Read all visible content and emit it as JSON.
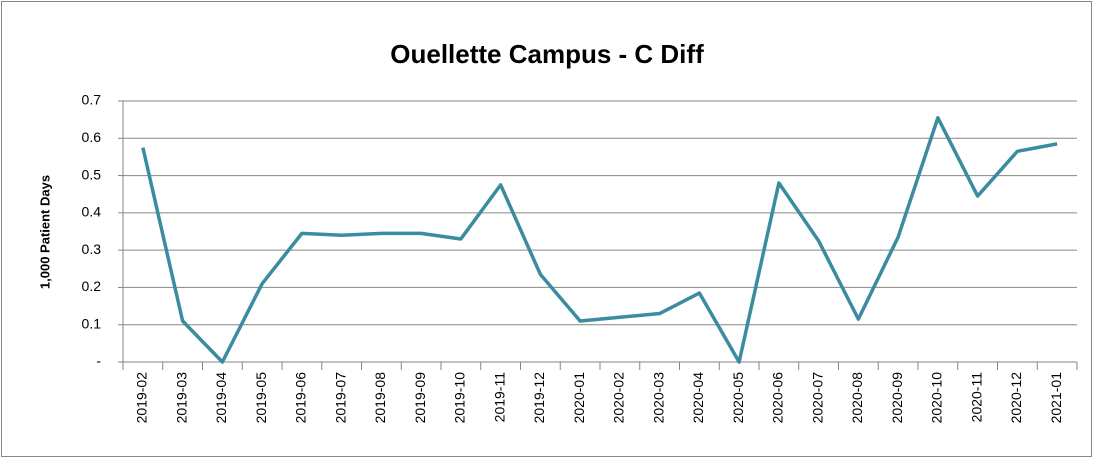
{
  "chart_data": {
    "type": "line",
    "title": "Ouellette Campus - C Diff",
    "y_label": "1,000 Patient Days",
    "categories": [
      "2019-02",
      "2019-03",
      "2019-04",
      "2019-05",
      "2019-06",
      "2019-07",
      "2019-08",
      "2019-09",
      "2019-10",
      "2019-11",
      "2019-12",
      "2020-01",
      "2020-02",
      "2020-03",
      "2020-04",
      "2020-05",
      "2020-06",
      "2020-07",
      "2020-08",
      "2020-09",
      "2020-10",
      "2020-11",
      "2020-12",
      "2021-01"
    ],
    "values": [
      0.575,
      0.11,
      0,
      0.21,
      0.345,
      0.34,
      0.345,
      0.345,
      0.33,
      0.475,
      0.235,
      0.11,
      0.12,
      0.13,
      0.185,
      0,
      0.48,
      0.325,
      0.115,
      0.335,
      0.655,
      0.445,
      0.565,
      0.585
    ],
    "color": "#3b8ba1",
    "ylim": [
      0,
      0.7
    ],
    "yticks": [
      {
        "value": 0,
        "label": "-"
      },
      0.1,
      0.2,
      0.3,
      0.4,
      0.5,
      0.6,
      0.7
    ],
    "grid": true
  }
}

-=-=-

Task details:
Pictures are to be left out; repeat all the remaining data exactly.

Result for this task:
Read all visible content and emit it as JSON.
{
  "chart_data": {
    "type": "line",
    "title": "Ouellette Campus - C Diff",
    "y_label": "1,000 Patient Days",
    "categories": [
      "2019-02",
      "2019-03",
      "2019-04",
      "2019-05",
      "2019-06",
      "2019-07",
      "2019-08",
      "2019-09",
      "2019-10",
      "2019-11",
      "2019-12",
      "2020-01",
      "2020-02",
      "2020-03",
      "2020-04",
      "2020-05",
      "2020-06",
      "2020-07",
      "2020-08",
      "2020-09",
      "2020-10",
      "2020-11",
      "2020-12",
      "2021-01"
    ],
    "values": [
      0.575,
      0.11,
      0,
      0.21,
      0.345,
      0.34,
      0.345,
      0.345,
      0.33,
      0.475,
      0.235,
      0.11,
      0.12,
      0.13,
      0.185,
      0,
      0.48,
      0.325,
      0.115,
      0.335,
      0.655,
      0.445,
      0.565,
      0.585
    ],
    "color": "#3b8ba1",
    "ylim": [
      0,
      0.7
    ],
    "yticks": [
      {
        "value": 0,
        "label": "-"
      },
      0.1,
      0.2,
      0.3,
      0.4,
      0.5,
      0.6,
      0.7
    ],
    "grid": true
  }
}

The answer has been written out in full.